GOAL
Extract the full set of records that follows, word for word.

[Stored data]
_____
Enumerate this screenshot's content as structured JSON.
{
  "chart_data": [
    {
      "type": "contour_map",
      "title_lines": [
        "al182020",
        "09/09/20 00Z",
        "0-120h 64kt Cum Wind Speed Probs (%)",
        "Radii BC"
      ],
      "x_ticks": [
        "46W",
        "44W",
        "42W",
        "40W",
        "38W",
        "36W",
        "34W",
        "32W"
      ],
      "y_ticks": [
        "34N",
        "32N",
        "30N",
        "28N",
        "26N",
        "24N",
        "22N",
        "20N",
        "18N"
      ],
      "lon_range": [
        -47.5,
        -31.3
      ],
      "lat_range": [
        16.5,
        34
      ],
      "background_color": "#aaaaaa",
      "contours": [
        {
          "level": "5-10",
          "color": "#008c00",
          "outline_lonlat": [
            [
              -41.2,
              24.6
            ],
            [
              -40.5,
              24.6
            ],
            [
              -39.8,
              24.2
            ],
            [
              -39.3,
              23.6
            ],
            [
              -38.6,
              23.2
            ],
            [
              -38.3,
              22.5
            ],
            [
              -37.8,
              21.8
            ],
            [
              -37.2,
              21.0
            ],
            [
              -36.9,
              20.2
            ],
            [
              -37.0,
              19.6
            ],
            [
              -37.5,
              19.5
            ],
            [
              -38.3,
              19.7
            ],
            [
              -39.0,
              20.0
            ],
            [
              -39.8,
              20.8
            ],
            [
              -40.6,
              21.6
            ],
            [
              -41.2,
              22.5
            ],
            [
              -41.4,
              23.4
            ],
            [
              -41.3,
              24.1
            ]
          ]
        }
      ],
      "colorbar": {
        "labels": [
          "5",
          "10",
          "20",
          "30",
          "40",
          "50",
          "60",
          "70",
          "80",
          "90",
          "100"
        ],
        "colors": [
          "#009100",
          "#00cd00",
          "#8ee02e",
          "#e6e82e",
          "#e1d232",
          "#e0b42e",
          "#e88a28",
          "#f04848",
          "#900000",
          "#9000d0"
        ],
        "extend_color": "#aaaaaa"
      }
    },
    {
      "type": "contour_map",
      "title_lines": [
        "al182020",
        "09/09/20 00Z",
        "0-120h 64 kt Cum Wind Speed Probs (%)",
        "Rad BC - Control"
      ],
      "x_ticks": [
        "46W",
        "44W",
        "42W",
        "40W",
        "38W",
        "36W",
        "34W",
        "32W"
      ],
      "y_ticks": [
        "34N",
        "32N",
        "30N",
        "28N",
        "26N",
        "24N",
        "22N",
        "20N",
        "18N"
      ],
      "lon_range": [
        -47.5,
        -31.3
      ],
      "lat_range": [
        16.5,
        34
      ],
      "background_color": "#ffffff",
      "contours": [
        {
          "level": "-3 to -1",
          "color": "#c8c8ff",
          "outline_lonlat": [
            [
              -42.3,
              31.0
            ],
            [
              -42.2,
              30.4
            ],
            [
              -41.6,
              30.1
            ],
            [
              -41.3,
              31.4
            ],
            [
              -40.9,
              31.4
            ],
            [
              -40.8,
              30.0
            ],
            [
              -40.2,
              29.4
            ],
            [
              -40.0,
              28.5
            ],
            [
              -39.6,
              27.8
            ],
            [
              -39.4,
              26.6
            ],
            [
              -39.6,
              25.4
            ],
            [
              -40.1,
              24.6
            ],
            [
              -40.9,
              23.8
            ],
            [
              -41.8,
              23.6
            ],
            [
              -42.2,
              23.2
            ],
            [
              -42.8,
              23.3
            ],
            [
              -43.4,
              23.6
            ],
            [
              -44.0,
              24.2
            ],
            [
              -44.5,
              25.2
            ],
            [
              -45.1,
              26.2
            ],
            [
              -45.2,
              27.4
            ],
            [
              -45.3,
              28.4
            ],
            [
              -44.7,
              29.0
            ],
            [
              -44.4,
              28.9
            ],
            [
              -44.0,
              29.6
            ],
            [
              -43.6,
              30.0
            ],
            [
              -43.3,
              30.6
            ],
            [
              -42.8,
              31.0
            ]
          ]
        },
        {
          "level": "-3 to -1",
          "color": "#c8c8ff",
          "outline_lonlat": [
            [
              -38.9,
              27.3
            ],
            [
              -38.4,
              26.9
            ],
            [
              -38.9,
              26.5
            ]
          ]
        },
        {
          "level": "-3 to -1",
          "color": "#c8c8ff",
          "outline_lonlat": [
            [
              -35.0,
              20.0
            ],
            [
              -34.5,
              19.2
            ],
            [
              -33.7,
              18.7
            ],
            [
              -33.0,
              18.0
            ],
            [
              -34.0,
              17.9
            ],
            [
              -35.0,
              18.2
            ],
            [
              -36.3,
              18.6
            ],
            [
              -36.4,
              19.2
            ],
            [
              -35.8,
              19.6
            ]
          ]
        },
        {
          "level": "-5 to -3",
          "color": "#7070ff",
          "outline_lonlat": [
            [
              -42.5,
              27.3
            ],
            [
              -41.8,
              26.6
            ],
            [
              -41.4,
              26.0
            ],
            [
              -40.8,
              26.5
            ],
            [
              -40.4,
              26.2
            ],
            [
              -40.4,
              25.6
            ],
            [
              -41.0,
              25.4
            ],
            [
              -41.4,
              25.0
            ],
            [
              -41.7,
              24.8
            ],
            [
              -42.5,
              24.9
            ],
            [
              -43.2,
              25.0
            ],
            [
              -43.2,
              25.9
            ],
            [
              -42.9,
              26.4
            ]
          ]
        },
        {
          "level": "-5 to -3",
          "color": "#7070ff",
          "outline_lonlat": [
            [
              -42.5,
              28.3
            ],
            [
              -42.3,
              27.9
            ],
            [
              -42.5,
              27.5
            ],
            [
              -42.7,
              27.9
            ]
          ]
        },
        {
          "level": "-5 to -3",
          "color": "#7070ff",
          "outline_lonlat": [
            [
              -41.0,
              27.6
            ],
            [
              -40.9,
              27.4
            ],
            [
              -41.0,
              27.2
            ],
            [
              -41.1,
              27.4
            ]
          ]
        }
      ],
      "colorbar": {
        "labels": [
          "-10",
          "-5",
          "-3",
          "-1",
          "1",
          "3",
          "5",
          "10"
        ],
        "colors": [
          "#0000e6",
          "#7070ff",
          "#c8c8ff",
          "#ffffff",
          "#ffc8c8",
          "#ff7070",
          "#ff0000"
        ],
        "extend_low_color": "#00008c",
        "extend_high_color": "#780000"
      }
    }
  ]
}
_____
PROBLEM SOLUTION
Enumerate this screenshot's content as structured JSON.
{
  "chart_data": [
    {
      "type": "contour_map",
      "title_lines": [
        "al182020",
        "09/09/20 00Z",
        "0-120h 64kt Cum Wind Speed Probs (%)",
        "Radii BC"
      ],
      "x_ticks": [
        "46W",
        "44W",
        "42W",
        "40W",
        "38W",
        "36W",
        "34W",
        "32W"
      ],
      "y_ticks": [
        "34N",
        "32N",
        "30N",
        "28N",
        "26N",
        "24N",
        "22N",
        "20N",
        "18N"
      ],
      "lon_range": [
        -47.5,
        -31.3
      ],
      "lat_range": [
        16.5,
        34
      ],
      "background_color": "#aaaaaa",
      "contours": [
        {
          "level": "5-10",
          "color": "#008c00",
          "outline_lonlat": [
            [
              -41.2,
              24.6
            ],
            [
              -40.5,
              24.6
            ],
            [
              -39.8,
              24.2
            ],
            [
              -39.3,
              23.6
            ],
            [
              -38.6,
              23.2
            ],
            [
              -38.3,
              22.5
            ],
            [
              -37.8,
              21.8
            ],
            [
              -37.2,
              21.0
            ],
            [
              -36.9,
              20.2
            ],
            [
              -37.0,
              19.6
            ],
            [
              -37.5,
              19.5
            ],
            [
              -38.3,
              19.7
            ],
            [
              -39.0,
              20.0
            ],
            [
              -39.8,
              20.8
            ],
            [
              -40.6,
              21.6
            ],
            [
              -41.2,
              22.5
            ],
            [
              -41.4,
              23.4
            ],
            [
              -41.3,
              24.1
            ]
          ]
        }
      ],
      "colorbar": {
        "labels": [
          "5",
          "10",
          "20",
          "30",
          "40",
          "50",
          "60",
          "70",
          "80",
          "90",
          "100"
        ],
        "colors": [
          "#009100",
          "#00cd00",
          "#8ee02e",
          "#e6e82e",
          "#e1d232",
          "#e0b42e",
          "#e88a28",
          "#f04848",
          "#900000",
          "#9000d0"
        ],
        "extend_color": "#aaaaaa"
      }
    },
    {
      "type": "contour_map",
      "title_lines": [
        "al182020",
        "09/09/20 00Z",
        "0-120h 64 kt Cum Wind Speed Probs (%)",
        "Rad BC - Control"
      ],
      "x_ticks": [
        "46W",
        "44W",
        "42W",
        "40W",
        "38W",
        "36W",
        "34W",
        "32W"
      ],
      "y_ticks": [
        "34N",
        "32N",
        "30N",
        "28N",
        "26N",
        "24N",
        "22N",
        "20N",
        "18N"
      ],
      "lon_range": [
        -47.5,
        -31.3
      ],
      "lat_range": [
        16.5,
        34
      ],
      "background_color": "#ffffff",
      "contours": [
        {
          "level": "-3 to -1",
          "color": "#c8c8ff",
          "outline_lonlat": [
            [
              -42.3,
              31.0
            ],
            [
              -42.2,
              30.4
            ],
            [
              -41.6,
              30.1
            ],
            [
              -41.3,
              31.4
            ],
            [
              -40.9,
              31.4
            ],
            [
              -40.8,
              30.0
            ],
            [
              -40.2,
              29.4
            ],
            [
              -40.0,
              28.5
            ],
            [
              -39.6,
              27.8
            ],
            [
              -39.4,
              26.6
            ],
            [
              -39.6,
              25.4
            ],
            [
              -40.1,
              24.6
            ],
            [
              -40.9,
              23.8
            ],
            [
              -41.8,
              23.6
            ],
            [
              -42.2,
              23.2
            ],
            [
              -42.8,
              23.3
            ],
            [
              -43.4,
              23.6
            ],
            [
              -44.0,
              24.2
            ],
            [
              -44.5,
              25.2
            ],
            [
              -45.1,
              26.2
            ],
            [
              -45.2,
              27.4
            ],
            [
              -45.3,
              28.4
            ],
            [
              -44.7,
              29.0
            ],
            [
              -44.4,
              28.9
            ],
            [
              -44.0,
              29.6
            ],
            [
              -43.6,
              30.0
            ],
            [
              -43.3,
              30.6
            ],
            [
              -42.8,
              31.0
            ]
          ]
        },
        {
          "level": "-3 to -1",
          "color": "#c8c8ff",
          "outline_lonlat": [
            [
              -38.9,
              27.3
            ],
            [
              -38.4,
              26.9
            ],
            [
              -38.9,
              26.5
            ]
          ]
        },
        {
          "level": "-3 to -1",
          "color": "#c8c8ff",
          "outline_lonlat": [
            [
              -35.0,
              20.0
            ],
            [
              -34.5,
              19.2
            ],
            [
              -33.7,
              18.7
            ],
            [
              -33.0,
              18.0
            ],
            [
              -34.0,
              17.9
            ],
            [
              -35.0,
              18.2
            ],
            [
              -36.3,
              18.6
            ],
            [
              -36.4,
              19.2
            ],
            [
              -35.8,
              19.6
            ]
          ]
        },
        {
          "level": "-5 to -3",
          "color": "#7070ff",
          "outline_lonlat": [
            [
              -42.5,
              27.3
            ],
            [
              -41.8,
              26.6
            ],
            [
              -41.4,
              26.0
            ],
            [
              -40.8,
              26.5
            ],
            [
              -40.4,
              26.2
            ],
            [
              -40.4,
              25.6
            ],
            [
              -41.0,
              25.4
            ],
            [
              -41.4,
              25.0
            ],
            [
              -41.7,
              24.8
            ],
            [
              -42.5,
              24.9
            ],
            [
              -43.2,
              25.0
            ],
            [
              -43.2,
              25.9
            ],
            [
              -42.9,
              26.4
            ]
          ]
        },
        {
          "level": "-5 to -3",
          "color": "#7070ff",
          "outline_lonlat": [
            [
              -42.5,
              28.3
            ],
            [
              -42.3,
              27.9
            ],
            [
              -42.5,
              27.5
            ],
            [
              -42.7,
              27.9
            ]
          ]
        },
        {
          "level": "-5 to -3",
          "color": "#7070ff",
          "outline_lonlat": [
            [
              -41.0,
              27.6
            ],
            [
              -40.9,
              27.4
            ],
            [
              -41.0,
              27.2
            ],
            [
              -41.1,
              27.4
            ]
          ]
        }
      ],
      "colorbar": {
        "labels": [
          "-10",
          "-5",
          "-3",
          "-1",
          "1",
          "3",
          "5",
          "10"
        ],
        "colors": [
          "#0000e6",
          "#7070ff",
          "#c8c8ff",
          "#ffffff",
          "#ffc8c8",
          "#ff7070",
          "#ff0000"
        ],
        "extend_low_color": "#00008c",
        "extend_high_color": "#780000"
      }
    }
  ]
}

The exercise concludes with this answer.